**Material shown:**

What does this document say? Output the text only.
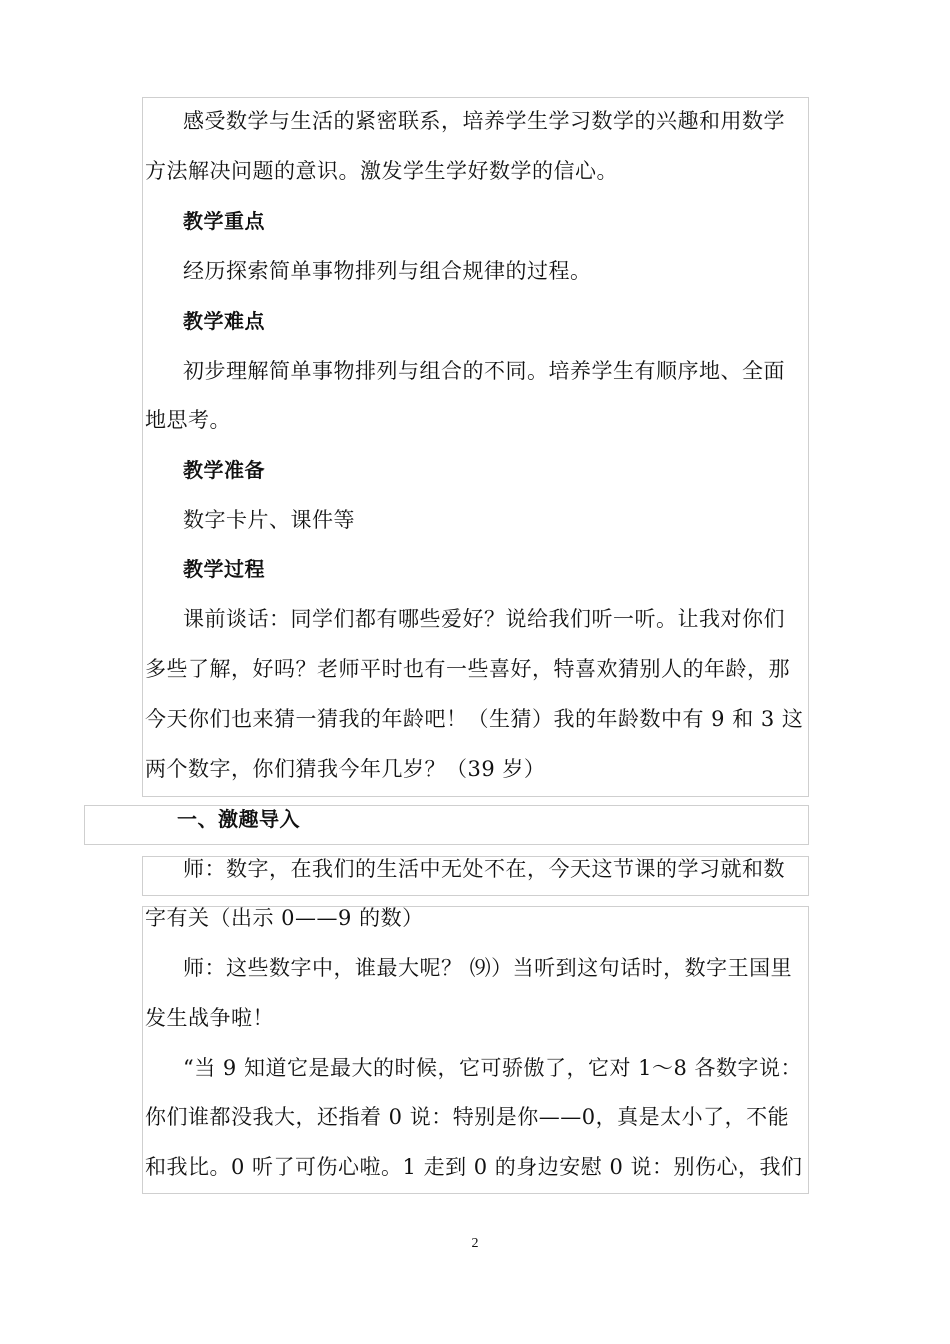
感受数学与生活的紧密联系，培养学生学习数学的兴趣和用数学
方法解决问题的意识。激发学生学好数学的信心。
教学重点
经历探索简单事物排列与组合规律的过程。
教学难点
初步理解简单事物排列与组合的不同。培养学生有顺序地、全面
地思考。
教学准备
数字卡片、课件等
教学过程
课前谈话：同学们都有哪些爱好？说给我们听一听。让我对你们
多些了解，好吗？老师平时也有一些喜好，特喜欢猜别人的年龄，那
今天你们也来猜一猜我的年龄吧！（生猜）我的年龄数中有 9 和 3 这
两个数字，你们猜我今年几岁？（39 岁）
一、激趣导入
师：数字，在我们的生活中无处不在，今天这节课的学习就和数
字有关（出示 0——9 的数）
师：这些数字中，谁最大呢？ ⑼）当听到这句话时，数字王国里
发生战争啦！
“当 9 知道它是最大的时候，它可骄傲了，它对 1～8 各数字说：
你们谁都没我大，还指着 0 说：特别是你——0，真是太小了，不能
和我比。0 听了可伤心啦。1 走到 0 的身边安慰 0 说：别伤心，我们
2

==

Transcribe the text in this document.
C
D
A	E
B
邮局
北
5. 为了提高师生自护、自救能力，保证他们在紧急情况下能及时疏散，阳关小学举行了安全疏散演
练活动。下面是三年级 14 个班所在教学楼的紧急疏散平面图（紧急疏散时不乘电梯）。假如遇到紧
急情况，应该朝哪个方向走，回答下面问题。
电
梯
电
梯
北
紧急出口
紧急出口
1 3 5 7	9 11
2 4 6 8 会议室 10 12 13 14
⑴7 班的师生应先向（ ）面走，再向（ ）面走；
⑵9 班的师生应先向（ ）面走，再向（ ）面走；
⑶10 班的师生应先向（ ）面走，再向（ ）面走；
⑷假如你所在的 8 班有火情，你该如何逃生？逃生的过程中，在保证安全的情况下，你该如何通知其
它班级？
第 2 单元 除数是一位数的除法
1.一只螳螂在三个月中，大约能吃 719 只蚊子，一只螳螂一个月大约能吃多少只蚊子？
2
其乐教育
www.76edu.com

**Job:** Give only the number of lines in the data that hold the string "document".

**Exercise solution:** 2